TASK PROMPT: Check every line of the entries that follow, and copy the ones containing "Советская".

****

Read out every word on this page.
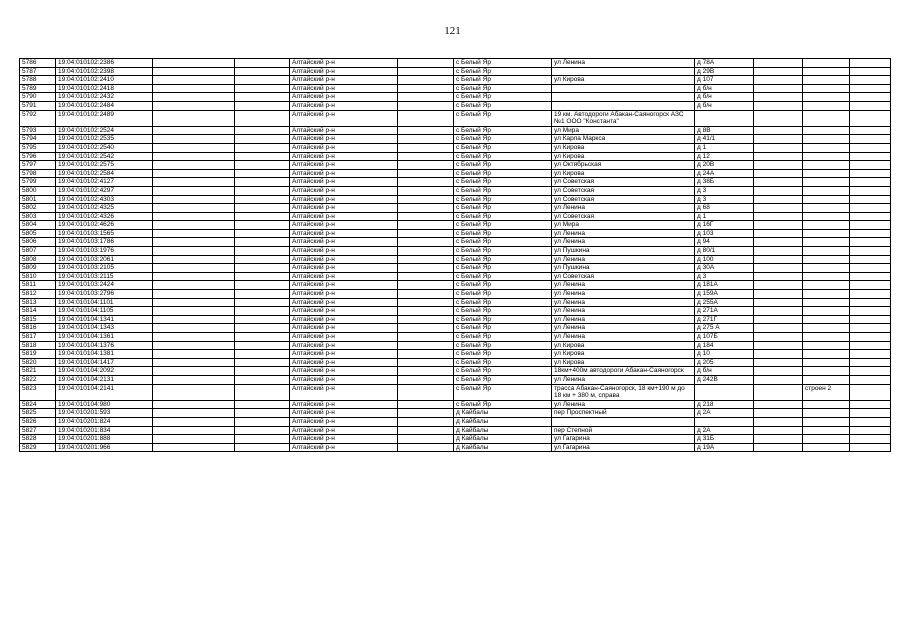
121
5786	19:04:010102:2386			Алтайский р-н		с Белый Яр	ул Ленина	д 78А			
5787	19:04:010102:2398			Алтайский р-н		с Белый Яр		д 29В			
5788	19:04:010102:2410			Алтайский р-н		с Белый Яр	ул Кирова	д 107			
5789	19:04:010102:2418			Алтайский р-н		с Белый Яр		д б/н			
5790	19:04:010102:2432			Алтайский р-н		с Белый Яр		д б/н			
5791	19:04:010102:2484			Алтайский р-н		с Белый Яр		д б/н			
5792	19:04:010102:2489			Алтайский р-н		с Белый Яр	19 км. Автодороги Абакан-Саяногорск АЗС №1 ООО "Константа"				
5793	19:04:010102:2524			Алтайский р-н		с Белый Яр	ул Мира	д 8В			
5794	19:04:010102:2535			Алтайский р-н		с Белый Яр	ул Карла Маркса	д 41/1			
5795	19:04:010102:2540			Алтайский р-н		с Белый Яр	ул Кирова	д 1			
5796	19:04:010102:2542			Алтайский р-н		с Белый Яр	ул Кирова	д 12			
5797	19:04:010102:2575			Алтайский р-н		с Белый Яр	ул Октябрьская	д 20В			
5798	19:04:010102:2584			Алтайский р-н		с Белый Яр	ул Кирова	д 24А			
5799	19:04:010102:4127			Алтайский р-н		с Белый Яр	ул Советская	д 38Б			
5800	19:04:010102:4297			Алтайский р-н		с Белый Яр	ул Советская	д 3			
5801	19:04:010102:4303			Алтайский р-н		с Белый Яр	ул Советская	д 3			
5802	19:04:010102:4325			Алтайский р-н		с Белый Яр	ул Ленина	д 68			
5803	19:04:010102:4326			Алтайский р-н		с Белый Яр	ул Советская	д 1			
5804	19:04:010102:4626			Алтайский р-н		с Белый Яр	ул Мира	д 16Г			
5805	19:04:010103:1565			Алтайский р-н		с Белый Яр	ул Ленина	д 103			
5806	19:04:010103:1786			Алтайский р-н		с Белый Яр	ул Ленина	д 94			
5807	19:04:010103:1976			Алтайский р-н		с Белый Яр	ул Пушкина	д 80/1			
5808	19:04:010103:2061			Алтайский р-н		с Белый Яр	ул Ленина	д 100			
5809	19:04:010103:2105			Алтайский р-н		с Белый Яр	ул Пушкина	д 30А			
5810	19:04:010103:2115			Алтайский р-н		с Белый Яр	ул Советская	д 3			
5811	19:04:010103:2424			Алтайский р-н		с Белый Яр	ул Ленина	д 181А			
5812	19:04:010103:2796			Алтайский р-н		с Белый Яр	ул Ленина	д 159А			
5813	19:04:010104:1101			Алтайский р-н		с Белый Яр	ул Ленина	д 255А			
5814	19:04:010104:1105			Алтайский р-н		с Белый Яр	ул Ленина	д 271А			
5815	19:04:010104:1341			Алтайский р-н		с Белый Яр	ул Ленина	д 271Г			
5816	19:04:010104:1343			Алтайский р-н		с Белый Яр	ул Ленина	д 275 А			
5817	19:04:010104:1361			Алтайский р-н		с Белый Яр	ул Ленина	д 107Б			
5818	19:04:010104:1376			Алтайский р-н		с Белый Яр	ул Кирова	д 184			
5819	19:04:010104:1381			Алтайский р-н		с Белый Яр	ул Кирова	д 10			
5820	19:04:010104:1417			Алтайский р-н		с Белый Яр	ул Кирова	д 205			
5821	19:04:010104:2092			Алтайский р-н		с Белый Яр	18км+400м автодороги Абакан-Саяногорск	д б/н			
5822	19:04:010104:2131			Алтайский р-н		с Белый Яр	ул Ленина	д 242В			
5823	19:04:010104:2141			Алтайский р-н		с Белый Яр	трасса Абакан-Саяногорск, 18 км+190 м до 18 км + 380 м, справа			строен 2	
5824	19:04:010104:980			Алтайский р-н		с Белый Яр	ул Ленина	д 218			
5825	19:04:010201:593			Алтайский р-н		д Кайбалы	пер Проспектный	д 2А			
5826	19:04:010201:824			Алтайский р-н		д Кайбалы					
5827	19:04:010201:834			Алтайский р-н		д Кайбалы	пер Степной	д 2А			
5828	19:04:010201:888			Алтайский р-н		д Кайбалы	ул Гагарина	д 31Б			
5829	19:04:010201:966			Алтайский р-н		д Кайбалы	ул Гагарина	д 19А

****

FINAL ANSWER:
5799	19:04:010102:4127			Алтайский р-н		с Белый Яр	ул Советская	д 38Б			
5800	19:04:010102:4297			Алтайский р-н		с Белый Яр	ул Советская	д 3			
5801	19:04:010102:4303			Алтайский р-н		с Белый Яр	ул Советская	д 3			
5803	19:04:010102:4326			Алтайский р-н		с Белый Яр	ул Советская	д 1			
5810	19:04:010103:2115			Алтайский р-н		с Белый Яр	ул Советская	д 3			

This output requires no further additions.